* start EXERCISE INPUT *

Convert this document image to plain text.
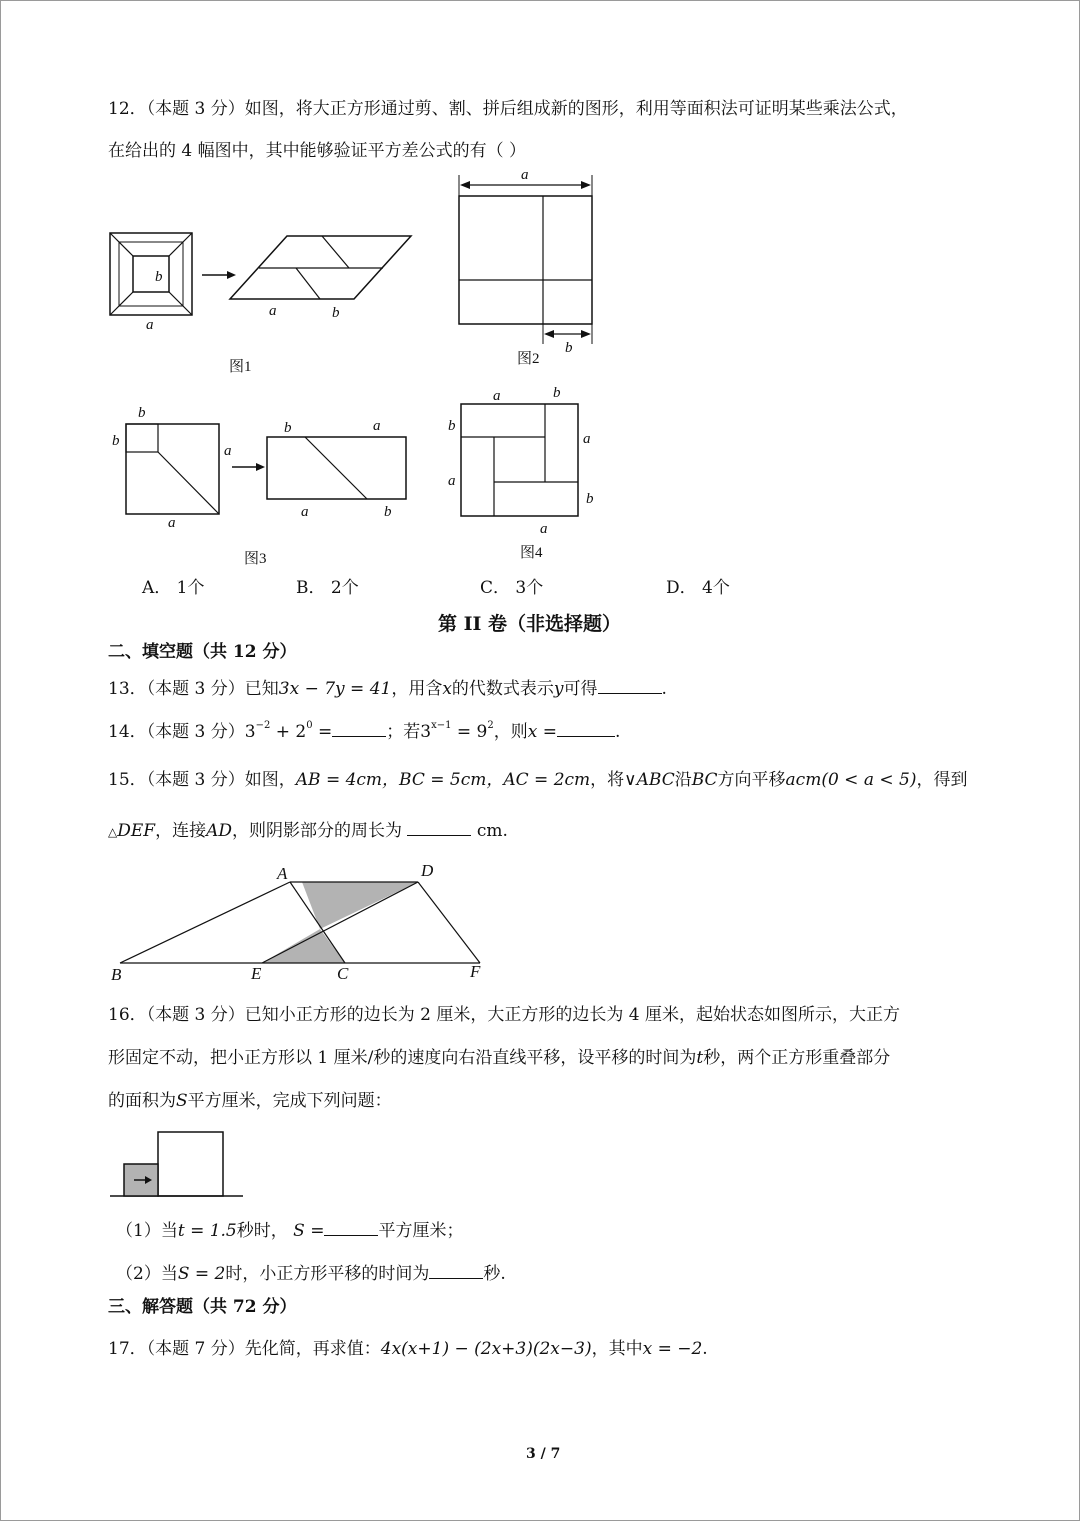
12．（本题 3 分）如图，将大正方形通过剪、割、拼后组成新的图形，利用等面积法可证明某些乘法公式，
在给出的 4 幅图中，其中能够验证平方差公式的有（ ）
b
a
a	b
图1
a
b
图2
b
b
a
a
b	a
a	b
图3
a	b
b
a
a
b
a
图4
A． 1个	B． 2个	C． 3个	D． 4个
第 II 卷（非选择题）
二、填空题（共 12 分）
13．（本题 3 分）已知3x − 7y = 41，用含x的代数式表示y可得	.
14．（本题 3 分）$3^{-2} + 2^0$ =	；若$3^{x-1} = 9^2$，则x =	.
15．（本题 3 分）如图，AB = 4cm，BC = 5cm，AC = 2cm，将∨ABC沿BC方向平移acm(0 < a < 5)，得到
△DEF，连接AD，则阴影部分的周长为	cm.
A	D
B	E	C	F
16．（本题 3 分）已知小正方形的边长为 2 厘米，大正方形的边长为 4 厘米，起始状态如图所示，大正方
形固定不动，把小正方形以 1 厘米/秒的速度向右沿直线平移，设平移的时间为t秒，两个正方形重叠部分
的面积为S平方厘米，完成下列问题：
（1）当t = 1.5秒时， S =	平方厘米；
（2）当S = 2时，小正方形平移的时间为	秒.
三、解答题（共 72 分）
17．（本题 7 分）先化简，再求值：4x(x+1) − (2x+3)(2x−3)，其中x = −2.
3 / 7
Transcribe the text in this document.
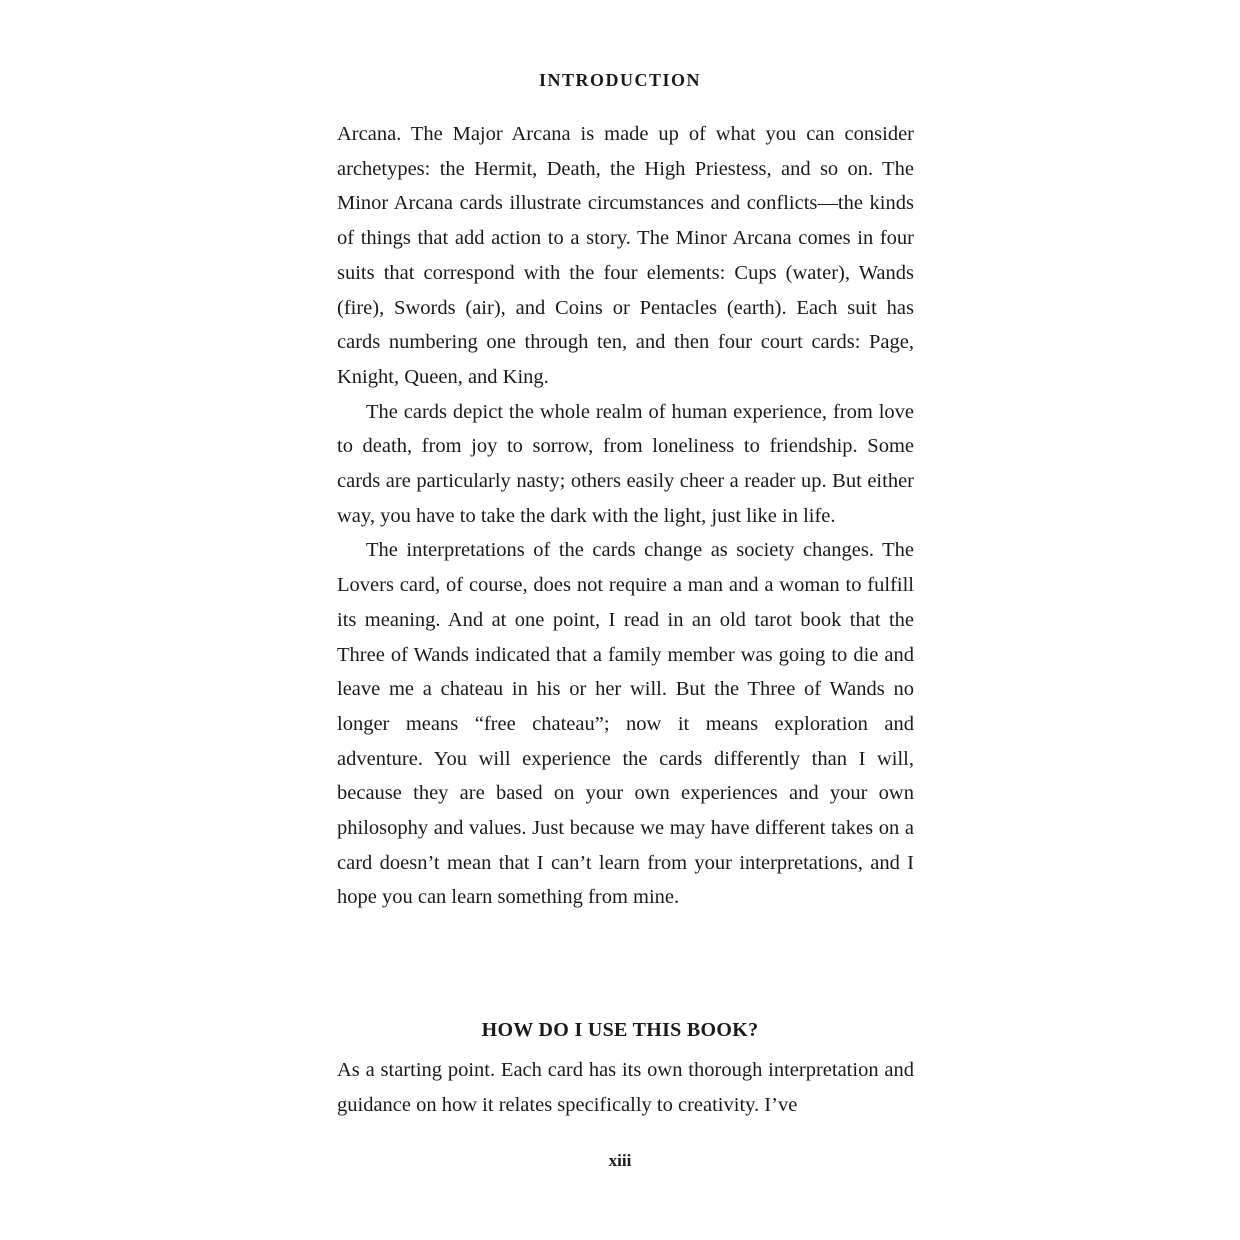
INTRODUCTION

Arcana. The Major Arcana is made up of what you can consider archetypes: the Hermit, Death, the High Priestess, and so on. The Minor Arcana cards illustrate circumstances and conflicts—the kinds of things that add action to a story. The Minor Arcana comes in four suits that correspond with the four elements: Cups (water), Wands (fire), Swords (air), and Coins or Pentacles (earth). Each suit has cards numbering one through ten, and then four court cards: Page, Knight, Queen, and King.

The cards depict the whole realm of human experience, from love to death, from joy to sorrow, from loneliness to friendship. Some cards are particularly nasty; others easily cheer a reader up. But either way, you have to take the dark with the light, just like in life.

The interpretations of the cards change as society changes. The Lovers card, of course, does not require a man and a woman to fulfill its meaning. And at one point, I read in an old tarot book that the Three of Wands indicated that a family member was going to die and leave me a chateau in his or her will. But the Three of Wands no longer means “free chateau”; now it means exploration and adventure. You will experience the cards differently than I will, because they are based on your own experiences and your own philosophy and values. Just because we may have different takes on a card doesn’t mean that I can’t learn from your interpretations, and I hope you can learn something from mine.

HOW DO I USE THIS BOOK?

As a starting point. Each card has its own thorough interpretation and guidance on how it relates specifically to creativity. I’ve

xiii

* end EXERCISE INPUT *

DIRECTIONS> Scan the entries above for the word "text" and collect each line holding it.

FULL ANSWER>
Convert this document image to plain text.
Transcribe the text in this document.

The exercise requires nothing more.